• Given instruction
Write out, unchanged, the lines of the items below, starting at the line containing "color-bar-swatch [243, 847, 310, 871]" and ending at the line containing "qld-negative-spot [760, 512, 776, 530]", with both of those lines included.

Element box annotations:
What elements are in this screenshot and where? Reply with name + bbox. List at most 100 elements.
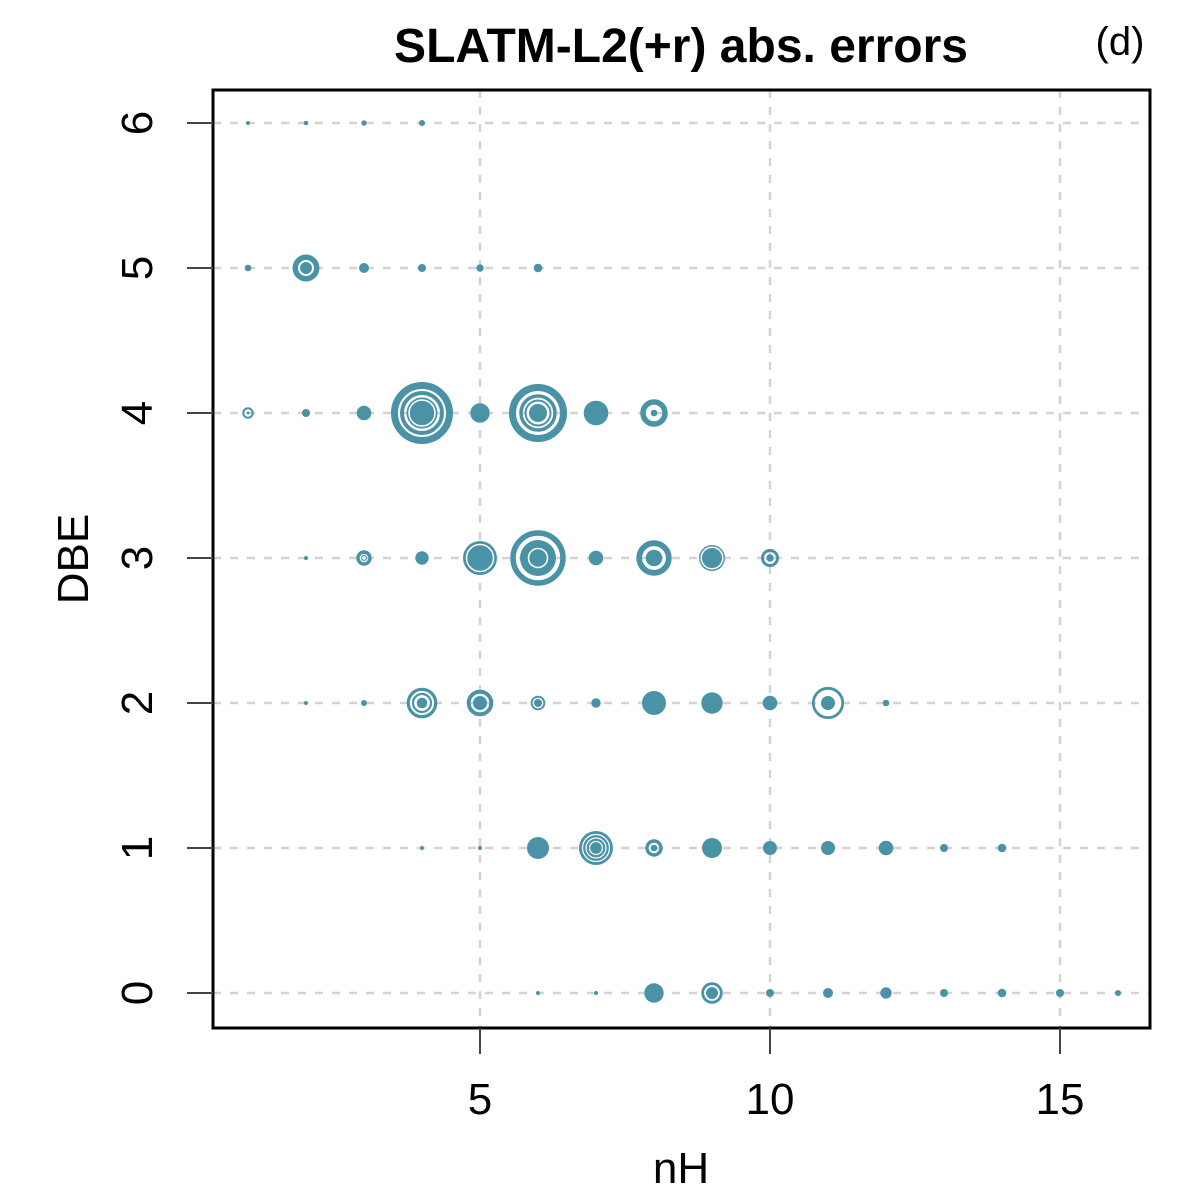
- y-tick-label: 5: [113, 256, 162, 280]
- bubble-circle: [762, 695, 778, 711]
- bubble-circle: [356, 405, 372, 421]
- bubble-circle: [406, 687, 438, 719]
- bubble: [701, 692, 723, 714]
- bubble-circle: [242, 407, 254, 419]
- tick-layer: 5 10 15 0 1 2 3 4 5 6: [113, 111, 1084, 1124]
- panel-label: (d): [1096, 20, 1145, 64]
- bubble: [356, 405, 372, 421]
- bubble: [761, 549, 779, 567]
- bubble-circle: [650, 409, 658, 417]
- bubble: [527, 837, 549, 859]
- bubble-circle: [536, 991, 540, 995]
- bubble-circle: [594, 991, 598, 995]
- bubble-circle: [391, 382, 453, 444]
- bubble: [583, 400, 609, 426]
- bubble: [588, 550, 604, 566]
- bubble: [292, 254, 320, 282]
- bubble-circle: [473, 696, 487, 710]
- bubble: [419, 120, 425, 126]
- bubble: [880, 987, 892, 999]
- bubble-circle: [645, 839, 663, 857]
- bubble-circle: [640, 399, 668, 427]
- bubble: [406, 687, 438, 719]
- bubble: [821, 841, 835, 855]
- bubble: [699, 545, 725, 571]
- bubble-circle: [821, 841, 835, 855]
- bubble-circle: [940, 844, 948, 852]
- bubble-circle: [476, 264, 484, 272]
- y-tick-label: 4: [113, 401, 162, 425]
- bubble-circle: [880, 987, 892, 999]
- bubble-circle: [416, 697, 428, 709]
- bubble: [463, 541, 497, 575]
- bubble: [530, 695, 546, 711]
- bubble-circle: [420, 846, 424, 850]
- bubble: [244, 264, 252, 272]
- bubble-circle: [1056, 989, 1064, 997]
- bubble: [242, 407, 254, 419]
- bubble-circle: [361, 554, 368, 561]
- bubble-circle: [591, 698, 601, 708]
- bubble: [997, 843, 1007, 853]
- chart-title: SLATM-L2(+r) abs. errors: [394, 20, 968, 73]
- bubble-circle: [636, 540, 672, 576]
- bubble-circle: [766, 554, 774, 562]
- bubble-circle: [246, 121, 250, 125]
- bubble-white-ring: [581, 833, 611, 863]
- bubble-circle: [510, 530, 566, 586]
- bubble-circle: [701, 692, 723, 714]
- bubble-circle: [811, 686, 845, 720]
- bubble: [466, 689, 494, 717]
- y-tick-label: 6: [113, 111, 162, 135]
- bubble-circle: [699, 545, 725, 571]
- y-tick-label: 1: [113, 836, 162, 860]
- bubble: [1115, 990, 1121, 996]
- y-tick-label: 3: [113, 546, 162, 570]
- bubble: [701, 982, 723, 1004]
- bubble: [359, 263, 369, 273]
- bubble: [579, 831, 613, 865]
- bubble-white-ring: [700, 546, 724, 570]
- bubble-circle: [509, 384, 567, 442]
- bubble-circle: [302, 409, 310, 417]
- x-tick-label: 10: [746, 1075, 795, 1124]
- bubble: [361, 120, 367, 126]
- bubble: [640, 399, 668, 427]
- bubble: [642, 691, 666, 715]
- y-axis-title: DBE: [49, 514, 98, 604]
- bubble-circle: [356, 550, 372, 566]
- bubble: [636, 540, 672, 576]
- bubble-circle: [878, 840, 894, 856]
- bubble-circle: [478, 846, 482, 850]
- bubble-white-ring: [588, 840, 604, 856]
- bubble: [476, 264, 484, 272]
- bubble-layer: [242, 120, 1121, 1004]
- bubble: [766, 989, 774, 997]
- bubble: [645, 839, 663, 857]
- bubble-circle: [644, 983, 664, 1003]
- bubble: [997, 988, 1007, 998]
- bubble-circle: [997, 988, 1007, 998]
- bubble-circle: [304, 556, 308, 560]
- bubble: [415, 551, 429, 565]
- bubble-circle: [361, 700, 367, 706]
- bubble-circle: [303, 120, 309, 126]
- bubble-circle: [463, 541, 497, 575]
- bubble-circle: [406, 397, 438, 429]
- bubble-circle: [702, 838, 722, 858]
- bubble: [533, 263, 543, 273]
- y-tick-label: 2: [113, 691, 162, 715]
- bubble-circle: [997, 843, 1007, 853]
- bubble: [420, 846, 424, 850]
- bubble-circle: [529, 404, 547, 422]
- bubble-circle: [524, 399, 552, 427]
- bubble: [470, 403, 490, 423]
- bubble-circle: [583, 400, 609, 426]
- bubble-circle: [466, 689, 494, 717]
- bubble-circle: [701, 982, 723, 1004]
- bubble: [940, 844, 948, 852]
- bubble: [356, 550, 372, 566]
- bubble: [882, 699, 890, 707]
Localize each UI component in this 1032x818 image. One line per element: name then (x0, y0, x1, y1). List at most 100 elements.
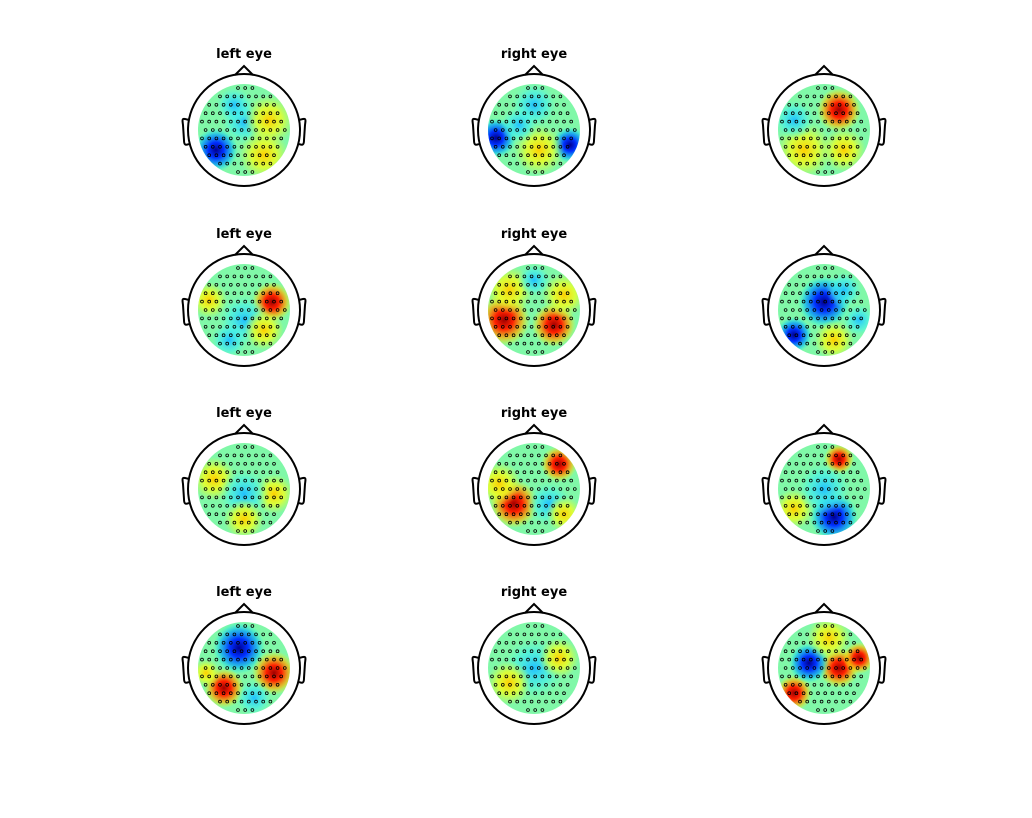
electrode (816, 478, 820, 483)
electrode (812, 128, 817, 132)
electrode (554, 136, 559, 141)
electrode (508, 649, 512, 653)
topoplot: right eye (471, 406, 597, 546)
electrode (282, 308, 287, 312)
electrode (551, 487, 555, 491)
left-ear (181, 297, 190, 326)
electrode (798, 274, 802, 279)
head (477, 253, 591, 367)
electrode (272, 674, 276, 679)
electrode (229, 119, 233, 124)
electrode (221, 316, 226, 321)
electrode (229, 640, 233, 645)
color-map (778, 622, 870, 714)
electrode (572, 666, 577, 670)
electrode (572, 487, 577, 491)
electrode (862, 487, 867, 491)
electrode (805, 520, 809, 525)
electrode (264, 657, 269, 662)
electrode (247, 94, 251, 99)
electrode (218, 308, 222, 312)
electrode (207, 674, 212, 679)
electrode (837, 461, 842, 466)
electrode (203, 649, 208, 653)
electrode (536, 291, 541, 296)
electrode (272, 657, 276, 662)
nose (234, 423, 254, 435)
electrode (236, 103, 240, 107)
electrode (504, 153, 509, 158)
electrode (841, 111, 845, 115)
electrode (790, 128, 795, 132)
electrode (493, 470, 498, 475)
electrode (515, 308, 519, 312)
electrode (221, 674, 226, 679)
electrode (243, 657, 248, 662)
electrode (823, 86, 827, 90)
electrode (859, 299, 863, 304)
electrode (841, 649, 845, 653)
electrode (841, 128, 845, 132)
electrode (558, 487, 563, 491)
electrode (207, 640, 212, 645)
electrode (547, 299, 552, 304)
electrode (551, 128, 555, 132)
electrode (848, 666, 853, 670)
electrode (823, 119, 827, 124)
electrode (544, 649, 548, 653)
electrode (801, 103, 806, 107)
electrode (257, 640, 262, 645)
electrode (239, 649, 244, 653)
electrode (536, 632, 541, 637)
electrode (218, 470, 222, 475)
electrode (214, 282, 219, 287)
electrode (569, 136, 573, 141)
electrode (504, 136, 509, 141)
electrode (272, 495, 276, 500)
electrode (257, 691, 262, 695)
electrode (207, 478, 212, 483)
electrode (221, 640, 226, 645)
electrode (257, 103, 262, 107)
right-ear (588, 117, 597, 146)
electrode (497, 153, 502, 158)
electrode (808, 136, 813, 141)
electrode (529, 666, 534, 670)
electrode (490, 495, 494, 500)
electrode (794, 136, 799, 141)
electrode (819, 161, 824, 166)
electrode (841, 699, 845, 704)
electrode (801, 478, 806, 483)
electrode (544, 453, 548, 458)
electrode (250, 708, 255, 712)
electrode (565, 291, 570, 296)
electrode (569, 674, 573, 679)
electrode (247, 520, 251, 525)
electrode (852, 478, 856, 483)
electrode (218, 94, 222, 99)
electrode (551, 341, 555, 346)
electrode (848, 699, 853, 704)
electrode (551, 666, 555, 670)
electrode (852, 333, 856, 338)
electrode (504, 282, 509, 287)
electrode (554, 282, 559, 287)
electrode (225, 453, 230, 458)
electrode (268, 274, 273, 279)
electrode (515, 111, 519, 115)
electrode (801, 461, 806, 466)
electrode (518, 461, 523, 466)
electrode (504, 119, 509, 124)
electrode (526, 266, 530, 270)
electrode (569, 657, 573, 662)
electrode (497, 119, 502, 124)
electrode (826, 161, 831, 166)
electrode (819, 520, 824, 525)
electrode (855, 666, 860, 670)
electrode (540, 266, 545, 270)
electrode (533, 282, 537, 287)
color-map (198, 264, 290, 356)
electrode (504, 478, 509, 483)
electrode (261, 682, 266, 687)
electrode (834, 666, 838, 670)
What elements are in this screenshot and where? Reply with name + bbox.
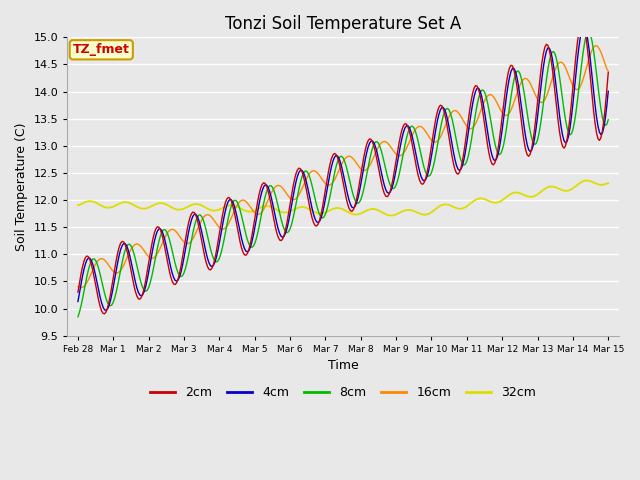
Y-axis label: Soil Temperature (C): Soil Temperature (C) (15, 122, 28, 251)
Title: Tonzi Soil Temperature Set A: Tonzi Soil Temperature Set A (225, 15, 461, 33)
Text: TZ_fmet: TZ_fmet (73, 43, 130, 56)
Legend: 2cm, 4cm, 8cm, 16cm, 32cm: 2cm, 4cm, 8cm, 16cm, 32cm (145, 381, 541, 404)
X-axis label: Time: Time (328, 359, 358, 372)
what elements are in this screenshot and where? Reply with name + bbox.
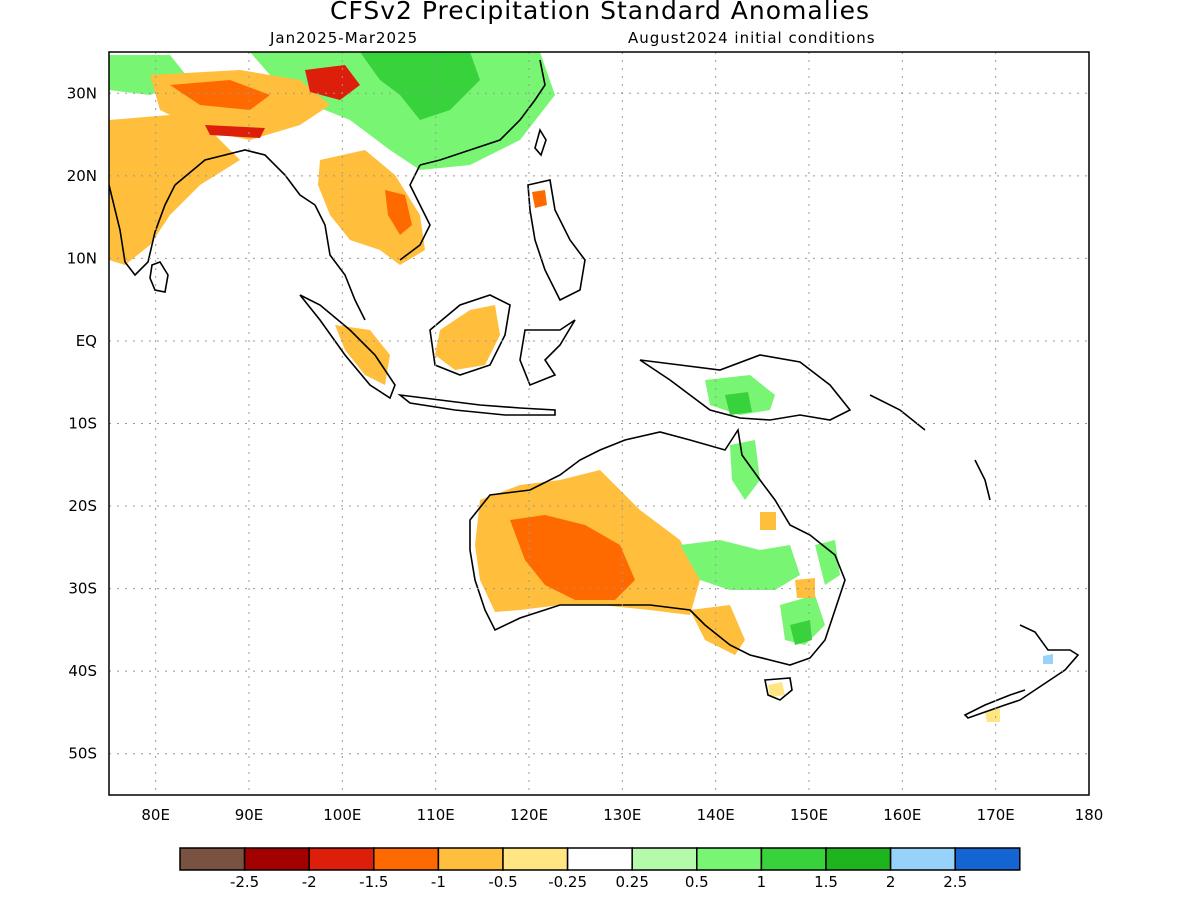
color-bar-swatch [243, 847, 310, 871]
lat-label: 30S [68, 580, 97, 598]
india-coast [109, 184, 176, 277]
color-bar-label: -2.5 [230, 873, 259, 891]
indochina-coast [314, 164, 431, 321]
color-bar-swatch [437, 847, 504, 871]
coastlines [109, 59, 1080, 719]
latitude-labels: 30N 20N 10N EQ 10S 20S 30S 40S 50S [67, 84, 97, 762]
lat-label: 40S [68, 662, 97, 680]
color-bar-swatch [373, 847, 440, 871]
lon-label: 110E [417, 806, 455, 824]
borneo-negative-anomaly [435, 305, 500, 370]
lat-label: 20S [68, 497, 97, 515]
lon-label: 140E [697, 806, 735, 824]
longitude-labels: 80E 90E 100E 110E 120E 130E 140E 150E 160E 170E 18… [141, 806, 1103, 824]
tasmania-negative-anomaly [768, 682, 785, 697]
color-bar-swatch [825, 847, 892, 871]
australia-coast [469, 427, 846, 666]
color-bar-label: 2.5 [943, 873, 967, 891]
qld-negative-spot [760, 512, 776, 530]
nz-positive-anomaly [1043, 654, 1053, 664]
lat-label: 10S [68, 415, 97, 433]
color-bar-swatch [566, 847, 633, 871]
tibet-strong-negative-anomaly [305, 65, 360, 100]
lon-label: 150E [790, 806, 828, 824]
sri-lanka-coast [149, 261, 169, 293]
australia-east-positive-anomaly [680, 540, 800, 590]
color-bar-labels: -2.5 -2 -1.5 -1 -0.5 -0.25 0.25 0.5 1 1.5 2 2.5 [230, 873, 967, 891]
color-bar-swatch [179, 847, 246, 871]
lon-label: 120E [510, 806, 548, 824]
east-coast-positive-anomaly [815, 540, 840, 585]
vietnam-strong-negative-anomaly [385, 190, 412, 235]
philippines-negative-anomaly [532, 190, 547, 208]
nz-north-coast [1019, 624, 1080, 701]
sulawesi-coast [519, 319, 576, 387]
china-coast [419, 59, 546, 166]
initial-conditions: August2024 initial conditions [628, 29, 876, 47]
color-bar-label: 0.25 [615, 873, 648, 891]
forecast-period: Jan2025-Mar2025 [270, 29, 419, 47]
color-bar-swatch [631, 847, 698, 871]
australia-southeast-negative-anomaly [690, 605, 745, 655]
lon-label: 130E [603, 806, 641, 824]
color-bar [179, 847, 1021, 871]
lat-label: 50S [68, 745, 97, 763]
color-bar-swatch [889, 847, 956, 871]
lat-label: 30N [67, 84, 97, 102]
lat-label: 20N [67, 167, 97, 185]
new-guinea-strong-positive-anomaly [725, 392, 752, 415]
tasmania-coast [764, 677, 793, 701]
lon-label: 80E [141, 806, 170, 824]
sumatra-negative-anomaly [335, 325, 390, 385]
solomon-coast [869, 394, 926, 431]
color-bar-swatch [760, 847, 827, 871]
lon-label: 90E [235, 806, 264, 824]
nz-south-coast [963, 689, 1026, 719]
lon-label: 170E [977, 806, 1015, 824]
india-negative-anomaly [109, 115, 240, 265]
color-bar-swatch [696, 847, 763, 871]
color-bar-label: 1.5 [814, 873, 838, 891]
color-bar-swatch [502, 847, 569, 871]
himalaya-red-band [205, 125, 265, 138]
nsw-positive-anomaly [780, 595, 825, 645]
color-bar-swatch [954, 847, 1021, 871]
nsw-strong-positive-anomaly [790, 620, 812, 645]
lon-label: 160E [883, 806, 921, 824]
java-coast [397, 393, 556, 416]
lat-label: EQ [76, 332, 97, 350]
color-bar-label: -1 [431, 873, 446, 891]
queensland-positive-anomaly [730, 440, 760, 500]
color-bar-label: -1.5 [359, 873, 388, 891]
color-bar-label: 0.5 [685, 873, 709, 891]
map-title: CFSv2 Precipitation Standard Anomalies [329, 0, 870, 25]
taiwan-coast [534, 127, 547, 157]
east-negative-spot [795, 578, 815, 598]
lat-label: 10N [67, 249, 97, 267]
australia-strong-negative-anomaly [510, 515, 635, 600]
color-bar-label: 1 [757, 873, 767, 891]
anomaly-shading [109, 52, 1053, 722]
philippines-coast [527, 179, 586, 302]
lon-label: 180 [1075, 806, 1104, 824]
lon-label: 100E [323, 806, 361, 824]
borneo-coast [429, 294, 511, 376]
color-bar-label: -0.5 [488, 873, 517, 891]
new-guinea-coast [639, 354, 852, 421]
china-strong-positive-anomaly [360, 52, 480, 120]
sumatra-coast [299, 294, 396, 400]
color-bar-label: 2 [886, 873, 896, 891]
vanuatu-coast [974, 459, 991, 501]
graticule [109, 52, 1089, 795]
color-bar-label: -2 [302, 873, 317, 891]
indochina-negative-anomaly [318, 150, 425, 265]
himalaya-strong-negative-anomaly [170, 80, 270, 110]
map-frame [108, 51, 1090, 796]
bay-of-bengal-coast [174, 149, 316, 206]
color-bar-label: -0.25 [548, 873, 587, 891]
color-bar-swatch [308, 847, 375, 871]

• Final result
color-bar-swatch [243, 847, 310, 871]
lat-label: 30S [68, 580, 97, 598]
india-coast [109, 184, 176, 277]
color-bar-label: -2.5 [230, 873, 259, 891]
indochina-coast [314, 164, 431, 321]
color-bar-swatch [437, 847, 504, 871]
coastlines [109, 59, 1080, 719]
latitude-labels: 30N 20N 10N EQ 10S 20S 30S 40S 50S [67, 84, 97, 762]
lat-label: 40S [68, 662, 97, 680]
color-bar-swatch [373, 847, 440, 871]
lon-label: 110E [417, 806, 455, 824]
borneo-negative-anomaly [435, 305, 500, 370]
lat-label: 20S [68, 497, 97, 515]
lon-label: 140E [697, 806, 735, 824]
longitude-labels: 80E 90E 100E 110E 120E 130E 140E 150E 160E 170E 18… [141, 806, 1103, 824]
tasmania-negative-anomaly [768, 682, 785, 697]
color-bar-swatch [825, 847, 892, 871]
australia-coast [469, 427, 846, 666]
color-bar-label: 2.5 [943, 873, 967, 891]
qld-negative-spot [760, 512, 776, 530]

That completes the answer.